START Records shown
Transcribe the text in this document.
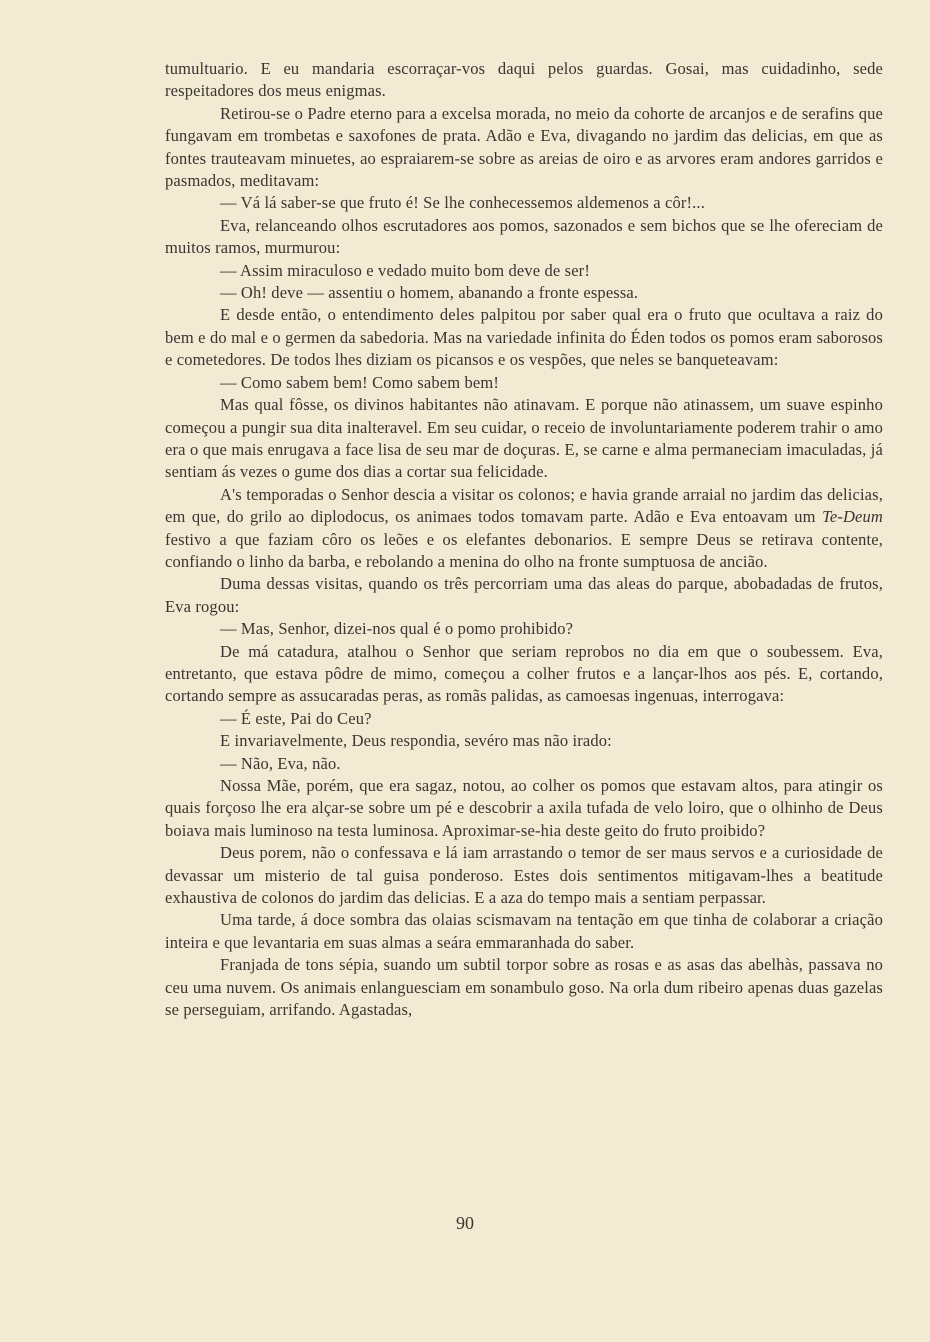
tumultuario. E eu mandaria escorraçar-vos daqui pelos guardas. Gosai, mas cuidadinho, sede respeitadores dos meus enigmas.

Retirou-se o Padre eterno para a excelsa morada, no meio da cohorte de arcanjos e de serafins que fungavam em trombetas e saxofones de prata. Adão e Eva, divagando no jardim das delicias, em que as fontes trauteavam minuetes, ao espraiarem-se sobre as areias de oiro e as arvores eram andores garridos e pasmados, meditavam:

— Vá lá saber-se que fruto é! Se lhe conhecessemos aldemenos a côr!...

Eva, relanceando olhos escrutadores aos pomos, sazonados e sem bichos que se lhe ofereciam de muitos ramos, murmurou:

— Assim miraculoso e vedado muito bom deve de ser!

— Oh! deve — assentiu o homem, abanando a fronte espessa.

E desde então, o entendimento deles palpitou por saber qual era o fruto que ocultava a raiz do bem e do mal e o germen da sabedoria. Mas na variedade infinita do Éden todos os pomos eram saborosos e cometedores. De todos lhes diziam os picansos e os vespões, que neles se banqueteavam:

— Como sabem bem! Como sabem bem!

Mas qual fôsse, os divinos habitantes não atinavam. E porque não atinassem, um suave espinho começou a pungir sua dita inalteravel. Em seu cuidar, o receio de involuntariamente poderem trahir o amo era o que mais enrugava a face lisa de seu mar de doçuras. E, se carne e alma permaneciam imaculadas, já sentiam ás vezes o gume dos dias a cortar sua felicidade.

A's temporadas o Senhor descia a visitar os colonos; e havia grande arraial no jardim das delicias, em que, do grilo ao diplodocus, os animaes todos tomavam parte. Adão e Eva entoavam um Te-Deum festivo a que faziam côro os leões e os elefantes debonarios. E sempre Deus se retirava contente, confiando o linho da barba, e rebolando a menina do olho na fronte sumptuosa de ancião.

Duma dessas visitas, quando os três percorriam uma das aleas do parque, abobadadas de frutos, Eva rogou:

— Mas, Senhor, dizei-nos qual é o pomo prohibido?

De má catadura, atalhou o Senhor que seriam reprobos no dia em que o soubessem. Eva, entretanto, que estava pôdre de mimo, começou a colher frutos e a lançar-lhos aos pés. E, cortando, cortando sempre as assucaradas peras, as romãs palidas, as camoesas ingenuas, interrogava:

— É este, Pai do Ceu?

E invariavelmente, Deus respondia, sevéro mas não irado:

— Não, Eva, não.

Nossa Mãe, porém, que era sagaz, notou, ao colher os pomos que estavam altos, para atingir os quais forçoso lhe era alçar-se sobre um pé e descobrir a axila tufada de velo loiro, que o olhinho de Deus boiava mais luminoso na testa luminosa. Aproximar-se-hia deste geito do fruto proibido?

Deus porem, não o confessava e lá iam arrastando o temor de ser maus servos e a curiosidade de devassar um misterio de tal guisa ponderoso. Estes dois sentimentos mitigavam-lhes a beatitude exhaustiva de colonos do jardim das delicias. E a aza do tempo mais a sentiam perpassar.

Uma tarde, á doce sombra das olaias scismavam na tentação em que tinha de colaborar a criação inteira e que levantaria em suas almas a seára emmaranhada do saber.

Franjada de tons sépia, suando um subtil torpor sobre as rosas e as asas das abelhàs, passava no ceu uma nuvem. Os animais enlanguesciam em sonambulo goso. Na orla dum ribeiro apenas duas gazelas se perseguiam, arrifando. Agastadas,

90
END Records shown
▸ Do this
Transcribe the listing in full. Omit the pictures and keep every line exact.

▸ Final result
Transcribe the text in this document.
tumultuario. E eu mandaria escorraçar-vos daqui pelos guardas. Gosai, mas cuidadinho, sede respeitadores dos meus enigmas.

Retirou-se o Padre eterno para a excelsa morada, no meio da cohorte de arcanjos e de serafins que fungavam em trombetas e saxofones de prata. Adão e Eva, divagando no jardim das delicias, em que as fontes trauteavam minuetes, ao espraiarem-se sobre as areias de oiro e as arvores eram andores garridos e pasmados, meditavam:

— Vá lá saber-se que fruto é! Se lhe conhecessemos aldemenos a côr!...

Eva, relanceando olhos escrutadores aos pomos, sazonados e sem bichos que se lhe ofereciam de muitos ramos, murmurou:

— Assim miraculoso e vedado muito bom deve de ser!

— Oh! deve — assentiu o homem, abanando a fronte espessa.

E desde então, o entendimento deles palpitou por saber qual era o fruto que ocultava a raiz do bem e do mal e o germen da sabedoria. Mas na variedade infinita do Éden todos os pomos eram saborosos e cometedores. De todos lhes diziam os picansos e os vespões, que neles se banqueteavam:

— Como sabem bem! Como sabem bem!

Mas qual fôsse, os divinos habitantes não atinavam. E porque não atinassem, um suave espinho começou a pungir sua dita inalteravel. Em seu cuidar, o receio de involuntariamente poderem trahir o amo era o que mais enrugava a face lisa de seu mar de doçuras. E, se carne e alma permaneciam imaculadas, já sentiam ás vezes o gume dos dias a cortar sua felicidade.

A's temporadas o Senhor descia a visitar os colonos; e havia grande arraial no jardim das delicias, em que, do grilo ao diplodocus, os animaes todos tomavam parte. Adão e Eva entoavam um Te-Deum festivo a que faziam côro os leões e os elefantes debonarios. E sempre Deus se retirava contente, confiando o linho da barba, e rebolando a menina do olho na fronte sumptuosa de ancião.

Duma dessas visitas, quando os três percorriam uma das aleas do parque, abobadadas de frutos, Eva rogou:

— Mas, Senhor, dizei-nos qual é o pomo prohibido?

De má catadura, atalhou o Senhor que seriam reprobos no dia em que o soubessem. Eva, entretanto, que estava pôdre de mimo, começou a colher frutos e a lançar-lhos aos pés. E, cortando, cortando sempre as assucaradas peras, as romãs palidas, as camoesas ingenuas, interrogava:

— É este, Pai do Ceu?

E invariavelmente, Deus respondia, sevéro mas não irado:

— Não, Eva, não.

Nossa Mãe, porém, que era sagaz, notou, ao colher os pomos que estavam altos, para atingir os quais forçoso lhe era alçar-se sobre um pé e descobrir a axila tufada de velo loiro, que o olhinho de Deus boiava mais luminoso na testa luminosa. Aproximar-se-hia deste geito do fruto proibido?

Deus porem, não o confessava e lá iam arrastando o temor de ser maus servos e a curiosidade de devassar um misterio de tal guisa ponderoso. Estes dois sentimentos mitigavam-lhes a beatitude exhaustiva de colonos do jardim das delicias. E a aza do tempo mais a sentiam perpassar.

Uma tarde, á doce sombra das olaias scismavam na tentação em que tinha de colaborar a criação inteira e que levantaria em suas almas a seára emmaranhada do saber.

Franjada de tons sépia, suando um subtil torpor sobre as rosas e as asas das abelhàs, passava no ceu uma nuvem. Os animais enlanguesciam em sonambulo goso. Na orla dum ribeiro apenas duas gazelas se perseguiam, arrifando. Agastadas,

90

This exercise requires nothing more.